From the records, pick out and copy each line containing "heart".

— Start of SUPPLIED MATERIAL —

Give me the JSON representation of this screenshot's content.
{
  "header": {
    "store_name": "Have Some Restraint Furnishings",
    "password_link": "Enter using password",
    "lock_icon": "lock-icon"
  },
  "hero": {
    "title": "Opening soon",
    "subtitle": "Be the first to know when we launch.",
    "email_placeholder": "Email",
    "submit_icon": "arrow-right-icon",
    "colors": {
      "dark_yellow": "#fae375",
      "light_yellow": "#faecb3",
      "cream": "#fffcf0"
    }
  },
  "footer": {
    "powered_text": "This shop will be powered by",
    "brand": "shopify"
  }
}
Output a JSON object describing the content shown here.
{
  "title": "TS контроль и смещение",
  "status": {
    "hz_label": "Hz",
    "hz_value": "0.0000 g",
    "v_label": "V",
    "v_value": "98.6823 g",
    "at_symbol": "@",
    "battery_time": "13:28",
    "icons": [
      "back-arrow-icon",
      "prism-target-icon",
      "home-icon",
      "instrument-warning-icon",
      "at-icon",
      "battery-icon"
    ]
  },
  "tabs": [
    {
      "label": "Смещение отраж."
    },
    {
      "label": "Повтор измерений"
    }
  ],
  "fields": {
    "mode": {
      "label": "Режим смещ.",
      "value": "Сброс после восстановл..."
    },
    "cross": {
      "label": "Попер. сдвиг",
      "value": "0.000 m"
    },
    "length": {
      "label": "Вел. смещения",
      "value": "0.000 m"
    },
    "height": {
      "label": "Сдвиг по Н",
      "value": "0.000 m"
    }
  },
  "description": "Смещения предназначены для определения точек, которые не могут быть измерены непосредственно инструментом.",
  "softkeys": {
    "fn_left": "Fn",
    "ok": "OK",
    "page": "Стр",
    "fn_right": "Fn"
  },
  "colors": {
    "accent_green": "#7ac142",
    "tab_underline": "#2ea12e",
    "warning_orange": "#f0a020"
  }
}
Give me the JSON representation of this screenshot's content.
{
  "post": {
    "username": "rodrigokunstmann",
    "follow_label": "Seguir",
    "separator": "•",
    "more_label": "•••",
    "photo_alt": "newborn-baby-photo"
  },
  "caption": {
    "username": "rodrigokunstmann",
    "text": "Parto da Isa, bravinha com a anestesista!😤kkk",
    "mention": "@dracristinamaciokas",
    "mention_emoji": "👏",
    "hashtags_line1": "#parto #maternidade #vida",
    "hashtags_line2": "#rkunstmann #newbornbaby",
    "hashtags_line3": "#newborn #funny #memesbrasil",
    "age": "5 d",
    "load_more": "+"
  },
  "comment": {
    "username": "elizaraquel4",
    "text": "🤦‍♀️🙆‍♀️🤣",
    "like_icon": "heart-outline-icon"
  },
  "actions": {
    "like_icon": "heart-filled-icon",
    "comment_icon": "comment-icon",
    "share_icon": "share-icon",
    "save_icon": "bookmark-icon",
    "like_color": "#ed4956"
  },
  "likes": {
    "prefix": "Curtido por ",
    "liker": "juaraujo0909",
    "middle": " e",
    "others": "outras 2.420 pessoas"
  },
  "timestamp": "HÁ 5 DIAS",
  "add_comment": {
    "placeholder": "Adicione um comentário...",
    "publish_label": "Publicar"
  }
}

— End of SUPPLIED MATERIAL —

◆ TASK OUTPUT:
    "like_icon": "heart-outline-icon"
    "like_icon": "heart-filled-icon",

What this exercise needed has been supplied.